## Start

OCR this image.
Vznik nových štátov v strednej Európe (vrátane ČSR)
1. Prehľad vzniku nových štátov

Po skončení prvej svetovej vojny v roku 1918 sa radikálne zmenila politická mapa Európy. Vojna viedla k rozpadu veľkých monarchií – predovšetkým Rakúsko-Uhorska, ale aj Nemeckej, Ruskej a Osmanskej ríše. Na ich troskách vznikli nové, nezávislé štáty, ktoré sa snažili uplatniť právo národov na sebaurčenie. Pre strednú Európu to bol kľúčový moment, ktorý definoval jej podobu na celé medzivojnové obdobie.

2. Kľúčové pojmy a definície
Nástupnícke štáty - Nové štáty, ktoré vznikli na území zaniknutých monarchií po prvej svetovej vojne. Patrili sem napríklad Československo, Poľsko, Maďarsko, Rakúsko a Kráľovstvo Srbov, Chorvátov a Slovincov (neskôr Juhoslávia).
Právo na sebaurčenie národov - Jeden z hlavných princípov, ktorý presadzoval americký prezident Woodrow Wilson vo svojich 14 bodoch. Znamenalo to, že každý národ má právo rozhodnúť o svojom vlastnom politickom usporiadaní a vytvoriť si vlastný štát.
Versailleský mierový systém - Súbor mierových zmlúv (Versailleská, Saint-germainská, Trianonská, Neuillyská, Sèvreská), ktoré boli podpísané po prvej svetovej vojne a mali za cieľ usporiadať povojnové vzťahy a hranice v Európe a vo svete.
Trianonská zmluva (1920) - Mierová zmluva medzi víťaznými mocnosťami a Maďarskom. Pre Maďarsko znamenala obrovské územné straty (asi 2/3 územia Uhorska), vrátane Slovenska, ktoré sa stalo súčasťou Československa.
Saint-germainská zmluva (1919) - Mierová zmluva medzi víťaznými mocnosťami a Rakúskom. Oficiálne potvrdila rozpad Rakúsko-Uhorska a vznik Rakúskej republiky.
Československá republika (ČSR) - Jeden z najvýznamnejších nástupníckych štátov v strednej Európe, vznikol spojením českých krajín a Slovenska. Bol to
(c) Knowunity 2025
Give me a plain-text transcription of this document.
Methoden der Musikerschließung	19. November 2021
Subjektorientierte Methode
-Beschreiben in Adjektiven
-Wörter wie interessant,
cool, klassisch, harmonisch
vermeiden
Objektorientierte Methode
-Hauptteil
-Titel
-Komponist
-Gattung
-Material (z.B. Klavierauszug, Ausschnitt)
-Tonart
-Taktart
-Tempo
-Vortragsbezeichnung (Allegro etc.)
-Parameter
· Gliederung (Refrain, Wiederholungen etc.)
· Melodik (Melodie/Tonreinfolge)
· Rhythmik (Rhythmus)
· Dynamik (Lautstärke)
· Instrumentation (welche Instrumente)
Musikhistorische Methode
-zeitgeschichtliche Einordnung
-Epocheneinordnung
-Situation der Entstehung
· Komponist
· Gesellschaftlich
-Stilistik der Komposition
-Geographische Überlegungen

## End

* _WHAT YOU NEED TO DO_
From the listing above, reproduce all the lines exactly.

* _RESPONSE BELOW_
OCR this image.
Vznik nových štátov v strednej Európe (vrátane ČSR)
1. Prehľad vzniku nových štátov

Po skončení prvej svetovej vojny v roku 1918 sa radikálne zmenila politická mapa Európy. Vojna viedla k rozpadu veľkých monarchií – predovšetkým Rakúsko-Uhorska, ale aj Nemeckej, Ruskej a Osmanskej ríše. Na ich troskách vznikli nové, nezávislé štáty, ktoré sa snažili uplatniť právo národov na sebaurčenie. Pre strednú Európu to bol kľúčový moment, ktorý definoval jej podobu na celé medzivojnové obdobie.

2. Kľúčové pojmy a definície
Nástupnícke štáty - Nové štáty, ktoré vznikli na území zaniknutých monarchií po prvej svetovej vojne. Patrili sem napríklad Československo, Poľsko, Maďarsko, Rakúsko a Kráľovstvo Srbov, Chorvátov a Slovincov (neskôr Juhoslávia).
Právo na sebaurčenie národov - Jeden z hlavných princípov, ktorý presadzoval americký prezident Woodrow Wilson vo svojich 14 bodoch. Znamenalo to, že každý národ má právo rozhodnúť o svojom vlastnom politickom usporiadaní a vytvoriť si vlastný štát.
Versailleský mierový systém - Súbor mierových zmlúv (Versailleská, Saint-germainská, Trianonská, Neuillyská, Sèvreská), ktoré boli podpísané po prvej svetovej vojne a mali za cieľ usporiadať povojnové vzťahy a hranice v Európe a vo svete.
Trianonská zmluva (1920) - Mierová zmluva medzi víťaznými mocnosťami a Maďarskom. Pre Maďarsko znamenala obrovské územné straty (asi 2/3 územia Uhorska), vrátane Slovenska, ktoré sa stalo súčasťou Československa.
Saint-germainská zmluva (1919) - Mierová zmluva medzi víťaznými mocnosťami a Rakúskom. Oficiálne potvrdila rozpad Rakúsko-Uhorska a vznik Rakúskej republiky.
Československá republika (ČSR) - Jeden z najvýznamnejších nástupníckych štátov v strednej Európe, vznikol spojením českých krajín a Slovenska. Bol to
(c) Knowunity 2025
Give me a plain-text transcription of this document.
Methoden der Musikerschließung	19. November 2021
Subjektorientierte Methode
-Beschreiben in Adjektiven
-Wörter wie interessant,
cool, klassisch, harmonisch
vermeiden
Objektorientierte Methode
-Hauptteil
-Titel
-Komponist
-Gattung
-Material (z.B. Klavierauszug, Ausschnitt)
-Tonart
-Taktart
-Tempo
-Vortragsbezeichnung (Allegro etc.)
-Parameter
· Gliederung (Refrain, Wiederholungen etc.)
· Melodik (Melodie/Tonreinfolge)
· Rhythmik (Rhythmus)
· Dynamik (Lautstärke)
· Instrumentation (welche Instrumente)
Musikhistorische Methode
-zeitgeschichtliche Einordnung
-Epocheneinordnung
-Situation der Entstehung
· Komponist
· Gesellschaftlich
-Stilistik der Komposition
-Geographische Überlegungen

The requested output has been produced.